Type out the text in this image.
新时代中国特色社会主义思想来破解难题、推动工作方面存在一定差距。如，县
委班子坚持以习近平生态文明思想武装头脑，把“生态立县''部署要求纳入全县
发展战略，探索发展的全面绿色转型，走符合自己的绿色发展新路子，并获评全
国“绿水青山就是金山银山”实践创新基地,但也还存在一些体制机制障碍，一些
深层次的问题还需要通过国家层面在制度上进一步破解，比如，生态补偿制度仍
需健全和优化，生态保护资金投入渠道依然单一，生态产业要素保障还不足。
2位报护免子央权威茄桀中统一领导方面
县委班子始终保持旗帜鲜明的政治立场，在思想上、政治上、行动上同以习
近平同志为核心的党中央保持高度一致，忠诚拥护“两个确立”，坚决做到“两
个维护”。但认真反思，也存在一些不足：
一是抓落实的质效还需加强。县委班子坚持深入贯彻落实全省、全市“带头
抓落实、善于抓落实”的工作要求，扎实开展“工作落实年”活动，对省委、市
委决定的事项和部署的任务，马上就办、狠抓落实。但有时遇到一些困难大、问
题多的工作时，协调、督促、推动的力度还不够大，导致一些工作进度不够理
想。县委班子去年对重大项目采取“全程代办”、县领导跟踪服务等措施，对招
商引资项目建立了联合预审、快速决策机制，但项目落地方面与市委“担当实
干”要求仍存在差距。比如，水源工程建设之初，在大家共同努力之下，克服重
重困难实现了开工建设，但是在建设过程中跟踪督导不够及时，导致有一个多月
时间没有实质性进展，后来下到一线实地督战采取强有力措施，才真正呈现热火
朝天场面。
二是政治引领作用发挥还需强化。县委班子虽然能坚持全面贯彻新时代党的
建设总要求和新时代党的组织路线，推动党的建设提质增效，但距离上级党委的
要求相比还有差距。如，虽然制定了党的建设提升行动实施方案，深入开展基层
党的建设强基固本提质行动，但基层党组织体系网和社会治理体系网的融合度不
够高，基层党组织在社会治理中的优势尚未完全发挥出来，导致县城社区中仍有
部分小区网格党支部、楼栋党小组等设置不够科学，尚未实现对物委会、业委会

--------------------------------

#### Task goal:
Your task is to repeat every line exactly.

#### Finished exercise:
Type out the text in this image.
新时代中国特色社会主义思想来破解难题、推动工作方面存在一定差距。如，县
委班子坚持以习近平生态文明思想武装头脑，把“生态立县''部署要求纳入全县
发展战略，探索发展的全面绿色转型，走符合自己的绿色发展新路子，并获评全
国“绿水青山就是金山银山”实践创新基地,但也还存在一些体制机制障碍，一些
深层次的问题还需要通过国家层面在制度上进一步破解，比如，生态补偿制度仍
需健全和优化，生态保护资金投入渠道依然单一，生态产业要素保障还不足。
2位报护免子央权威茄桀中统一领导方面
县委班子始终保持旗帜鲜明的政治立场，在思想上、政治上、行动上同以习
近平同志为核心的党中央保持高度一致，忠诚拥护“两个确立”，坚决做到“两
个维护”。但认真反思，也存在一些不足：
一是抓落实的质效还需加强。县委班子坚持深入贯彻落实全省、全市“带头
抓落实、善于抓落实”的工作要求，扎实开展“工作落实年”活动，对省委、市
委决定的事项和部署的任务，马上就办、狠抓落实。但有时遇到一些困难大、问
题多的工作时，协调、督促、推动的力度还不够大，导致一些工作进度不够理
想。县委班子去年对重大项目采取“全程代办”、县领导跟踪服务等措施，对招
商引资项目建立了联合预审、快速决策机制，但项目落地方面与市委“担当实
干”要求仍存在差距。比如，水源工程建设之初，在大家共同努力之下，克服重
重困难实现了开工建设，但是在建设过程中跟踪督导不够及时，导致有一个多月
时间没有实质性进展，后来下到一线实地督战采取强有力措施，才真正呈现热火
朝天场面。
二是政治引领作用发挥还需强化。县委班子虽然能坚持全面贯彻新时代党的
建设总要求和新时代党的组织路线，推动党的建设提质增效，但距离上级党委的
要求相比还有差距。如，虽然制定了党的建设提升行动实施方案，深入开展基层
党的建设强基固本提质行动，但基层党组织体系网和社会治理体系网的融合度不
够高，基层党组织在社会治理中的优势尚未完全发挥出来，导致县城社区中仍有
部分小区网格党支部、楼栋党小组等设置不够科学，尚未实现对物委会、业委会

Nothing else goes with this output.